◆ **Exercise aim**
Exactly as they appear, output all of the records. Skip any images.

◆ **Records from a collection**
..............................

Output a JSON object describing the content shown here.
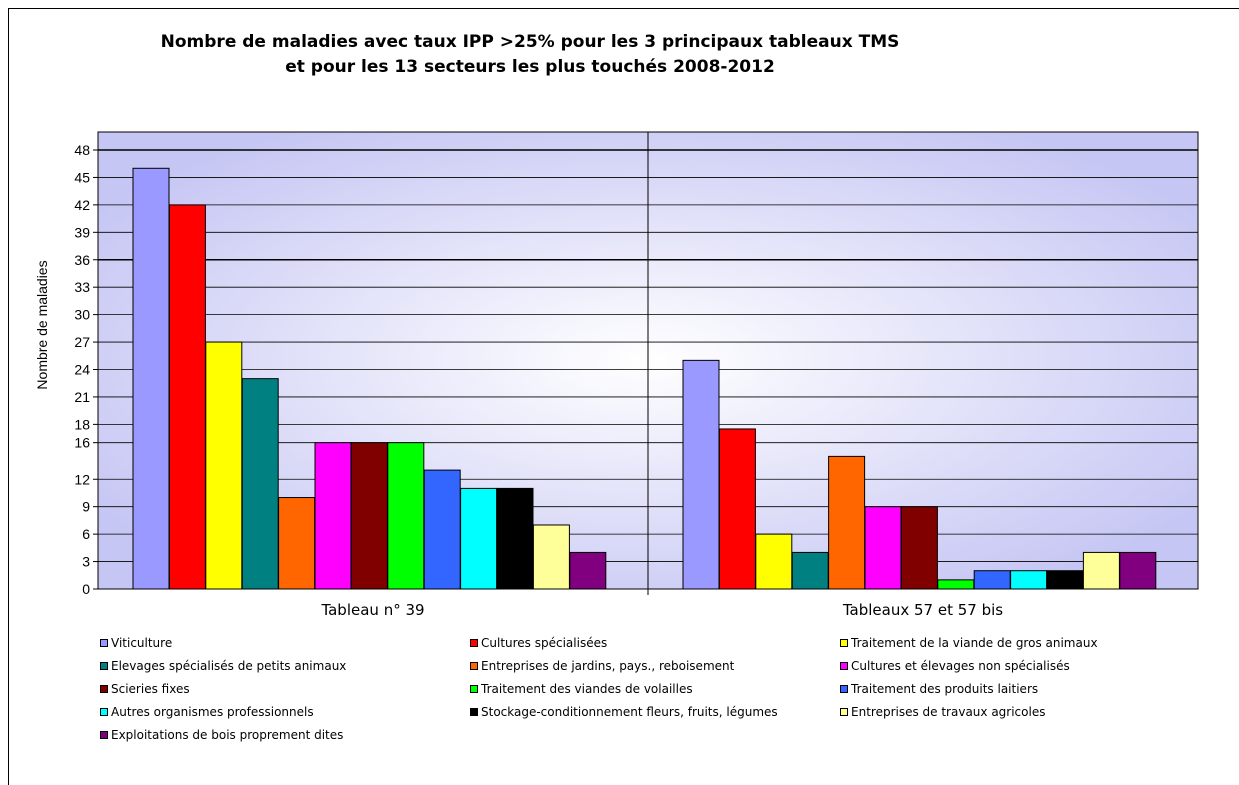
{
  "chart_data": {
    "type": "bar",
    "title": [
      "Nombre de maladies avec taux IPP >25% pour les 3 principaux tableaux TMS",
      "et pour les 13 secteurs les plus touchés 2008-2012"
    ],
    "xlabel": "",
    "ylabel": "Nombre de maladies",
    "ylim": [
      0,
      48
    ],
    "yticks": [
      0,
      3,
      6,
      9,
      12,
      16,
      18,
      21,
      24,
      27,
      30,
      33,
      36,
      39,
      42,
      45,
      48
    ],
    "grid": true,
    "legend_position": "bottom",
    "categories": [
      "Tableau n° 39",
      "Tableaux 57 et 57 bis"
    ],
    "series": [
      {
        "name": "Viticulture",
        "color": "#9999ff",
        "values": [
          46,
          25
        ]
      },
      {
        "name": "Cultures spécialisées",
        "color": "#ff0000",
        "values": [
          42,
          17.5
        ]
      },
      {
        "name": "Traitement de la viande de gros animaux",
        "color": "#ffff00",
        "values": [
          27,
          6
        ]
      },
      {
        "name": "Elevages spécialisés de petits animaux",
        "color": "#008080",
        "values": [
          23,
          4
        ]
      },
      {
        "name": "Entreprises de jardins, pays., reboisement",
        "color": "#ff6600",
        "values": [
          10,
          14.5
        ]
      },
      {
        "name": "Cultures et élevages non spécialisés",
        "color": "#ff00ff",
        "values": [
          16,
          9
        ]
      },
      {
        "name": "Scieries fixes",
        "color": "#800000",
        "values": [
          16,
          9
        ]
      },
      {
        "name": "Traitement des viandes de volailles",
        "color": "#00ff00",
        "values": [
          16,
          1
        ]
      },
      {
        "name": "Traitement des produits laitiers",
        "color": "#3366ff",
        "values": [
          13,
          2
        ]
      },
      {
        "name": "Autres organismes professionnels",
        "color": "#00ffff",
        "values": [
          11,
          2
        ]
      },
      {
        "name": "Stockage-conditionnement fleurs, fruits, légumes",
        "color": "#000000",
        "values": [
          11,
          2
        ]
      },
      {
        "name": "Entreprises de travaux agricoles",
        "color": "#ffff99",
        "values": [
          7,
          4
        ]
      },
      {
        "name": "Exploitations de bois proprement dites",
        "color": "#800080",
        "values": [
          4,
          4
        ]
      }
    ]
  }
}
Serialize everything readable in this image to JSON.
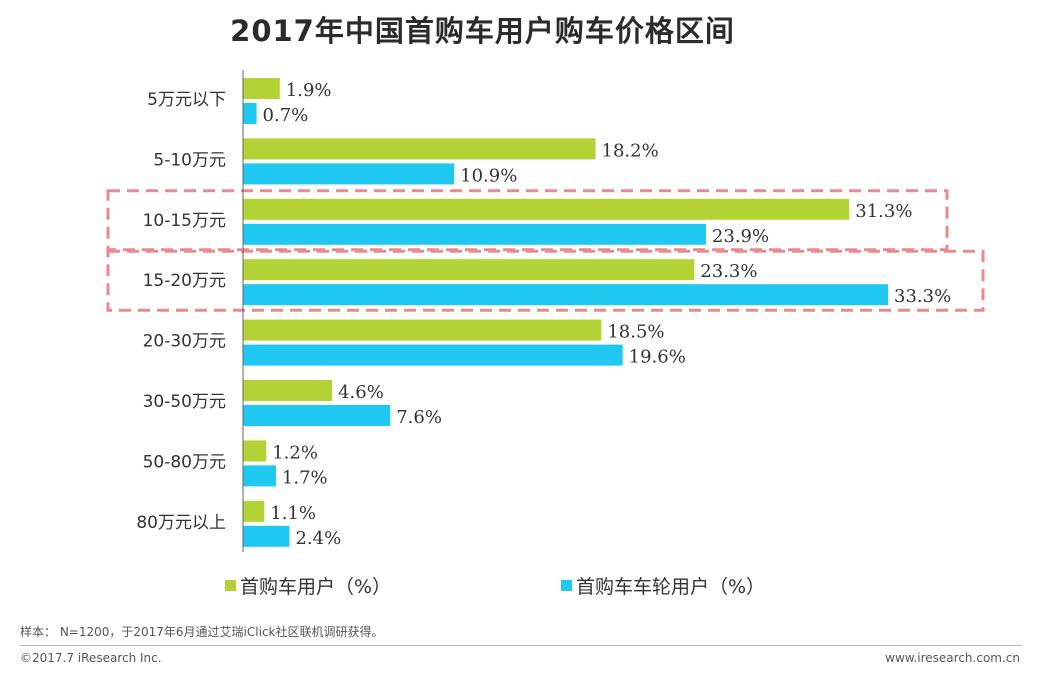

..............................

◆ **Result of this exercise**
Output a JSON object describing the content shown here.
{
  "chart_data": {
    "type": "bar",
    "title": [
      "Nombre de maladies avec taux IPP >25% pour les 3 principaux tableaux TMS",
      "et pour les 13 secteurs les plus touchés 2008-2012"
    ],
    "xlabel": "",
    "ylabel": "Nombre de maladies",
    "ylim": [
      0,
      48
    ],
    "yticks": [
      0,
      3,
      6,
      9,
      12,
      16,
      18,
      21,
      24,
      27,
      30,
      33,
      36,
      39,
      42,
      45,
      48
    ],
    "grid": true,
    "legend_position": "bottom",
    "categories": [
      "Tableau n° 39",
      "Tableaux 57 et 57 bis"
    ],
    "series": [
      {
        "name": "Viticulture",
        "color": "#9999ff",
        "values": [
          46,
          25
        ]
      },
      {
        "name": "Cultures spécialisées",
        "color": "#ff0000",
        "values": [
          42,
          17.5
        ]
      },
      {
        "name": "Traitement de la viande de gros animaux",
        "color": "#ffff00",
        "values": [
          27,
          6
        ]
      },
      {
        "name": "Elevages spécialisés de petits animaux",
        "color": "#008080",
        "values": [
          23,
          4
        ]
      },
      {
        "name": "Entreprises de jardins, pays., reboisement",
        "color": "#ff6600",
        "values": [
          10,
          14.5
        ]
      },
      {
        "name": "Cultures et élevages non spécialisés",
        "color": "#ff00ff",
        "values": [
          16,
          9
        ]
      },
      {
        "name": "Scieries fixes",
        "color": "#800000",
        "values": [
          16,
          9
        ]
      },
      {
        "name": "Traitement des viandes de volailles",
        "color": "#00ff00",
        "values": [
          16,
          1
        ]
      },
      {
        "name": "Traitement des produits laitiers",
        "color": "#3366ff",
        "values": [
          13,
          2
        ]
      },
      {
        "name": "Autres organismes professionnels",
        "color": "#00ffff",
        "values": [
          11,
          2
        ]
      },
      {
        "name": "Stockage-conditionnement fleurs, fruits, légumes",
        "color": "#000000",
        "values": [
          11,
          2
        ]
      },
      {
        "name": "Entreprises de travaux agricoles",
        "color": "#ffff99",
        "values": [
          7,
          4
        ]
      },
      {
        "name": "Exploitations de bois proprement dites",
        "color": "#800080",
        "values": [
          4,
          4
        ]
      }
    ]
  }
}
Serialize everything readable in this image to JSON.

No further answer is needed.